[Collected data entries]
====
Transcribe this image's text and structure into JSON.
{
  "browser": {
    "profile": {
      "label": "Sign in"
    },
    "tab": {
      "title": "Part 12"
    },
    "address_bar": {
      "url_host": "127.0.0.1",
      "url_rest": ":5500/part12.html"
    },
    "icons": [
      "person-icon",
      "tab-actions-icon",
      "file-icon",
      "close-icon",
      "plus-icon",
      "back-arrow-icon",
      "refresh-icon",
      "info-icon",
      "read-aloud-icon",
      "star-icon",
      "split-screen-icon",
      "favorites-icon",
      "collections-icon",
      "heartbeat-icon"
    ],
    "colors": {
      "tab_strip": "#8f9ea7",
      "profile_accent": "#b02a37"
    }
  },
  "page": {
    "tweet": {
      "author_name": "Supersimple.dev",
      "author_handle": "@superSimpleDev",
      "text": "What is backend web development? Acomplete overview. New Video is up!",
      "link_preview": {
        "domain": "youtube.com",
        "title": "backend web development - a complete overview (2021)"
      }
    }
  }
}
====
**Problem to work on**
Print back all the lines verbatim.

**Response**
Transcribe this image's text and structure into JSON.
{
  "browser": {
    "profile": {
      "label": "Sign in"
    },
    "tab": {
      "title": "Part 12"
    },
    "address_bar": {
      "url_host": "127.0.0.1",
      "url_rest": ":5500/part12.html"
    },
    "icons": [
      "person-icon",
      "tab-actions-icon",
      "file-icon",
      "close-icon",
      "plus-icon",
      "back-arrow-icon",
      "refresh-icon",
      "info-icon",
      "read-aloud-icon",
      "star-icon",
      "split-screen-icon",
      "favorites-icon",
      "collections-icon",
      "heartbeat-icon"
    ],
    "colors": {
      "tab_strip": "#8f9ea7",
      "profile_accent": "#b02a37"
    }
  },
  "page": {
    "tweet": {
      "author_name": "Supersimple.dev",
      "author_handle": "@superSimpleDev",
      "text": "What is backend web development? Acomplete overview. New Video is up!",
      "link_preview": {
        "domain": "youtube.com",
        "title": "backend web development - a complete overview (2021)"
      }
    }
  }
}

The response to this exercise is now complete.